SUPPLIED MATERIAL
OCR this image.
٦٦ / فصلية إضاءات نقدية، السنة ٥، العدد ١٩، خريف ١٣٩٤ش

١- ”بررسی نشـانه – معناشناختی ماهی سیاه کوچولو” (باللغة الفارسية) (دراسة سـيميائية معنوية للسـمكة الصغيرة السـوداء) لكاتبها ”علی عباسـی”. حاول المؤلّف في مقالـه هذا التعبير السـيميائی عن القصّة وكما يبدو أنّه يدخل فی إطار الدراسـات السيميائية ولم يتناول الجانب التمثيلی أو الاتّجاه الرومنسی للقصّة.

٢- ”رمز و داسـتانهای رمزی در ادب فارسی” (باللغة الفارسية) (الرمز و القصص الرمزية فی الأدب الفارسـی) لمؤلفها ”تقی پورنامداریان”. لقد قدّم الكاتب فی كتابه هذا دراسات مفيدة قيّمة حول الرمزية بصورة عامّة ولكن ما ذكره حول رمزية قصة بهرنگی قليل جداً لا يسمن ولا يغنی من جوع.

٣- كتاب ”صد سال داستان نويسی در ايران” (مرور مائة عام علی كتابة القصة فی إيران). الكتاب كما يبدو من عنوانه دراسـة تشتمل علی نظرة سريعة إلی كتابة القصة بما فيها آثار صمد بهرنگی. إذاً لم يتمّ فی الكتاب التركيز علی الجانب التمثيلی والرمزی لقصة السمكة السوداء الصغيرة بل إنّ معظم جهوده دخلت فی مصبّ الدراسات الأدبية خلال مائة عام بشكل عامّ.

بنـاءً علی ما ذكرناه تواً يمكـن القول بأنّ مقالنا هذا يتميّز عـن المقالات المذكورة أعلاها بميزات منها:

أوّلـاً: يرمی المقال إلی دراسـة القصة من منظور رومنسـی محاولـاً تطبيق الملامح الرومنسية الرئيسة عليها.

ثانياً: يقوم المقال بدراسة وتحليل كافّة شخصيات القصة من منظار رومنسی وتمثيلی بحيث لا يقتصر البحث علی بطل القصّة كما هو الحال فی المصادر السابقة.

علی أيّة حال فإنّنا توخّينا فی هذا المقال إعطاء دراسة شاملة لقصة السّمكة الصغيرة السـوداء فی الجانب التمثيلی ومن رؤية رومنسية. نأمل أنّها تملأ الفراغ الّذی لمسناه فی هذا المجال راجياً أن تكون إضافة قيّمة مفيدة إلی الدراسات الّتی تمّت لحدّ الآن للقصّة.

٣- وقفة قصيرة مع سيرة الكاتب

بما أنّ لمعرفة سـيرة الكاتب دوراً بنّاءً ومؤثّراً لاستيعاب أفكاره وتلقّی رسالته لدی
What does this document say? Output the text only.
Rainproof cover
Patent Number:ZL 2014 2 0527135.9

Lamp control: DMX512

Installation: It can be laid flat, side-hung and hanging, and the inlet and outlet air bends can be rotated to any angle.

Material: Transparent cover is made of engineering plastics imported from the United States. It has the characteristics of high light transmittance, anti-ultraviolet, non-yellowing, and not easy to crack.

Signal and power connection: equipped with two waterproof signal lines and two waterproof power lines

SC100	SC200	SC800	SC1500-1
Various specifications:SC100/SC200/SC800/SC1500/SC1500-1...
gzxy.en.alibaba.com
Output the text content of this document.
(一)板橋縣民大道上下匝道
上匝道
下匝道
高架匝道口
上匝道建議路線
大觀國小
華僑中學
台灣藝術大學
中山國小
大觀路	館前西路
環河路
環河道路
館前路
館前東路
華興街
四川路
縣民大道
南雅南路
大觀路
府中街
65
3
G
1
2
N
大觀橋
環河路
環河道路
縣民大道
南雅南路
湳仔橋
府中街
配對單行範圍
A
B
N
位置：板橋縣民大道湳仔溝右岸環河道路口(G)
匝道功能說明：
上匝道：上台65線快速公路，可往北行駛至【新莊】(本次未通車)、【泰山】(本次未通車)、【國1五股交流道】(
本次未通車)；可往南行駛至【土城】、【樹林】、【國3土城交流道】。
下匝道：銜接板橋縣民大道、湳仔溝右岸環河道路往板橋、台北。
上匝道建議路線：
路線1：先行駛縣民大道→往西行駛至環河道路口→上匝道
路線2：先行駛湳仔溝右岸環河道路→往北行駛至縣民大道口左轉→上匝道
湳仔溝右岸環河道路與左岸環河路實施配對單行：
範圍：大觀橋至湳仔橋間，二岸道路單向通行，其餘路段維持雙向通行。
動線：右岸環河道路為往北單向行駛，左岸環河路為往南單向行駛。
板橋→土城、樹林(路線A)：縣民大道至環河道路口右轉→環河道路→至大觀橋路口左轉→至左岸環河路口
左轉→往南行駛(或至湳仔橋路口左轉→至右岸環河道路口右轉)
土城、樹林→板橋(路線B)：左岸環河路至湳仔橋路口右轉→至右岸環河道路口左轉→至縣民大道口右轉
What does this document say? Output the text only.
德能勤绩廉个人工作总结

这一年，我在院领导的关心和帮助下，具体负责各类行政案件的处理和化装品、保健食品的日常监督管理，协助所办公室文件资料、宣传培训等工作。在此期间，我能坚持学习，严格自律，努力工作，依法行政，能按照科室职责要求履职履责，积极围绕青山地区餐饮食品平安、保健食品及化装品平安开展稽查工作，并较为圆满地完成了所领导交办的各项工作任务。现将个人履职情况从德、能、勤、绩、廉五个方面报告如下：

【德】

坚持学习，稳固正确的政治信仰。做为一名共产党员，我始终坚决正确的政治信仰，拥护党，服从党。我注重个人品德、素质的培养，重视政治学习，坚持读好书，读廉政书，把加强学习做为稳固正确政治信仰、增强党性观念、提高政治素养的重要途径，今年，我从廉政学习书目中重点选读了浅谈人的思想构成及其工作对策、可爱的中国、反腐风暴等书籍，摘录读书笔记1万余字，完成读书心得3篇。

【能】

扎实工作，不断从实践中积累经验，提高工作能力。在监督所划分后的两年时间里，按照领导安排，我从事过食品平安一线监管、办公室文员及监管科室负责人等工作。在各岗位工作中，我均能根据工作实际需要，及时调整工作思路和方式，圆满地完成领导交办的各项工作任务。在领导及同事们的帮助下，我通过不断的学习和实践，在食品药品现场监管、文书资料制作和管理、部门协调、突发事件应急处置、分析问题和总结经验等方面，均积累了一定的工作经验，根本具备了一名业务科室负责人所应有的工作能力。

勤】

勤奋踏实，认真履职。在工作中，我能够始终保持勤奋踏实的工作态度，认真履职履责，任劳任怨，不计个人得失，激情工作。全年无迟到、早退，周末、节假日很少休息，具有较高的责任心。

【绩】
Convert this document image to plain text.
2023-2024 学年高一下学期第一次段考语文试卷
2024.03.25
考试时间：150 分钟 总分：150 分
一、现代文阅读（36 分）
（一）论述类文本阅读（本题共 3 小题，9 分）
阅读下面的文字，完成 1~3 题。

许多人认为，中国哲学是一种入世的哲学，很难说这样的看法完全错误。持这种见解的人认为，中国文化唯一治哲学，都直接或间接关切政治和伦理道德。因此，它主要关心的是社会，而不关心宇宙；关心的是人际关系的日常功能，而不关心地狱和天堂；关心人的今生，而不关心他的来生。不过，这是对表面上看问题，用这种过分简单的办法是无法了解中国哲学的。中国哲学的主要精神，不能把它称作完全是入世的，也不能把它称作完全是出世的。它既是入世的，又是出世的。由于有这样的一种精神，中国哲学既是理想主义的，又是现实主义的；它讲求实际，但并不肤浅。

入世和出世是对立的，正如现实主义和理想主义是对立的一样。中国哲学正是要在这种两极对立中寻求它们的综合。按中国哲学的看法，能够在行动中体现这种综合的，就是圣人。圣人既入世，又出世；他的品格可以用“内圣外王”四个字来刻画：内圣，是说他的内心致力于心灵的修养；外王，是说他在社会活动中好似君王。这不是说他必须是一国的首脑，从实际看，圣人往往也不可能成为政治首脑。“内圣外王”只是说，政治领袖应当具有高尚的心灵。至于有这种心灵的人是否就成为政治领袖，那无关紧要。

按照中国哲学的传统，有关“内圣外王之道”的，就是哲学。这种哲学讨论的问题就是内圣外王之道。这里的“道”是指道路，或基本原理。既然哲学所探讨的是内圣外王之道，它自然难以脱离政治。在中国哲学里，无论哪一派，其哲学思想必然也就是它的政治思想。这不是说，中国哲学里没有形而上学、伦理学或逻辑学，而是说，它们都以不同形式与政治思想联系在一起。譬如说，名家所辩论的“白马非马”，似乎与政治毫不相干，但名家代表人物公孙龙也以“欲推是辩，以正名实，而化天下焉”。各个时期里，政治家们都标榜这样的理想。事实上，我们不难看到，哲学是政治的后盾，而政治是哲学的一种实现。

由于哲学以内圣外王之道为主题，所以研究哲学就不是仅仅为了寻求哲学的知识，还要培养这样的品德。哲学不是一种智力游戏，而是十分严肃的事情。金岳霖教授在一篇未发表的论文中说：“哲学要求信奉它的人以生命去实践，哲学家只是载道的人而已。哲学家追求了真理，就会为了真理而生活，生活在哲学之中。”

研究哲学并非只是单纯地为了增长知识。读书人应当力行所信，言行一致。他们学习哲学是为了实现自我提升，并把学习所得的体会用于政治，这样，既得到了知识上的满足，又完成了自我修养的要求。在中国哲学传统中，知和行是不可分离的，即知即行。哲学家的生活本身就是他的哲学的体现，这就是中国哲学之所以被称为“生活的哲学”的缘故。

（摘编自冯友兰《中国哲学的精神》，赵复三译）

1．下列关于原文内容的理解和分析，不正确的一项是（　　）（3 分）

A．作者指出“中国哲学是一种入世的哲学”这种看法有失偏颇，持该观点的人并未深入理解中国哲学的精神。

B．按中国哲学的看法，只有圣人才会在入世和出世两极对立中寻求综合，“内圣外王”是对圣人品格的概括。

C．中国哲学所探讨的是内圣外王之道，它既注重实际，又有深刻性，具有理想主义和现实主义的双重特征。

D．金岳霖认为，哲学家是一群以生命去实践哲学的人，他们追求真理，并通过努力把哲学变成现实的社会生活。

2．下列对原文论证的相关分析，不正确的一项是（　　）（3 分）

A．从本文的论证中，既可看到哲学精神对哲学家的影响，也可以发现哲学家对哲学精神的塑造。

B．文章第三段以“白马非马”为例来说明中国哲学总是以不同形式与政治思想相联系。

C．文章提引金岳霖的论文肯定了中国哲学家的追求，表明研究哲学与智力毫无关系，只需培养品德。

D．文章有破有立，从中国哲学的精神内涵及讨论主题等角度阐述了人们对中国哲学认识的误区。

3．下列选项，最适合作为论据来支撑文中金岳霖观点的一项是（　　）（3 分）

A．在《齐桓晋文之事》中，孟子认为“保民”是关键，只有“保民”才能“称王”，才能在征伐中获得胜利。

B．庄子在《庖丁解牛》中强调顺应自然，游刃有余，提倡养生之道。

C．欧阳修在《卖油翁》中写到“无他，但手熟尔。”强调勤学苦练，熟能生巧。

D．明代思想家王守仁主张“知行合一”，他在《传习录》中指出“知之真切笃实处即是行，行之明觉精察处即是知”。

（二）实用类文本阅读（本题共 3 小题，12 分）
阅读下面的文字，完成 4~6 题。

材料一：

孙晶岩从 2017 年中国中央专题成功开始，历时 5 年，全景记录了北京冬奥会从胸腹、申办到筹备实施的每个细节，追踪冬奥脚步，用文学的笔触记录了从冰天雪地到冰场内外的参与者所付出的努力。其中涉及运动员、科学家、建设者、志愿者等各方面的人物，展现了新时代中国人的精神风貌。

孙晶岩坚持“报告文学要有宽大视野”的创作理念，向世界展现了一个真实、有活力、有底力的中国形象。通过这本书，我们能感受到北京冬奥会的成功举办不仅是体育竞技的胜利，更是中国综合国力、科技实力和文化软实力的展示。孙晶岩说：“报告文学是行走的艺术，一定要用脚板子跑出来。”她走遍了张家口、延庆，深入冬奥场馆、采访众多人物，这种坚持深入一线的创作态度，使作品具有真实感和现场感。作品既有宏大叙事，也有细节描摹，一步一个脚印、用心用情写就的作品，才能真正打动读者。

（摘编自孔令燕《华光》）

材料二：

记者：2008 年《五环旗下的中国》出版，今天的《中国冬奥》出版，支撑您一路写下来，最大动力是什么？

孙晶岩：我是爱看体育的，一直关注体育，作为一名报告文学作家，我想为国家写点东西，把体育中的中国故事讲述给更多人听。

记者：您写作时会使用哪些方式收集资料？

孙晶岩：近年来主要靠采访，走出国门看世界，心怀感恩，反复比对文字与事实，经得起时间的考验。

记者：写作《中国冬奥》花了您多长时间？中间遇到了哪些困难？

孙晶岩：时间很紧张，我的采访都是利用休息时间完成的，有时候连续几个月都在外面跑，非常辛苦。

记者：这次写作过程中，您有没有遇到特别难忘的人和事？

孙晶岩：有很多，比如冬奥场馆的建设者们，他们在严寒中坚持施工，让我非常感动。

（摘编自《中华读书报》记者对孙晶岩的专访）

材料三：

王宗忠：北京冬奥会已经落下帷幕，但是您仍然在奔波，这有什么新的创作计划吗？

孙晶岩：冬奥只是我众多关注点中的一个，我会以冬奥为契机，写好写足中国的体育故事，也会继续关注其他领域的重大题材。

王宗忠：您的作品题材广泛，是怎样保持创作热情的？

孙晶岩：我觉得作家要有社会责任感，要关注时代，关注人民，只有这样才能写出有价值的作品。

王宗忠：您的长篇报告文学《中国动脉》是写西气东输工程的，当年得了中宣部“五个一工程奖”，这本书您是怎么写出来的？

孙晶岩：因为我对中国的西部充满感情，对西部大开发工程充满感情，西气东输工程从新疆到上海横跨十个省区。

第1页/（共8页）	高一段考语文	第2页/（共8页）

THE EXERCISE
In the entries above, locate every line with the word "الدراسات" and copy it.

TASK OUTPUT
٣- كتاب ”صد سال داستان نويسی در ايران” (مرور مائة عام علی كتابة القصة فی إيران). الكتاب كما يبدو من عنوانه دراسـة تشتمل علی نظرة سريعة إلی كتابة القصة بما فيها آثار صمد بهرنگی. إذاً لم يتمّ فی الكتاب التركيز علی الجانب التمثيلی والرمزی لقصة السمكة السوداء الصغيرة بل إنّ معظم جهوده دخلت فی مصبّ الدراسات الأدبية خلال مائة عام بشكل عامّ.
علی أيّة حال فإنّنا توخّينا فی هذا المقال إعطاء دراسة شاملة لقصة السّمكة الصغيرة السـوداء فی الجانب التمثيلی ومن رؤية رومنسية. نأمل أنّها تملأ الفراغ الّذی لمسناه فی هذا المجال راجياً أن تكون إضافة قيّمة مفيدة إلی الدراسات الّتی تمّت لحدّ الآن للقصّة.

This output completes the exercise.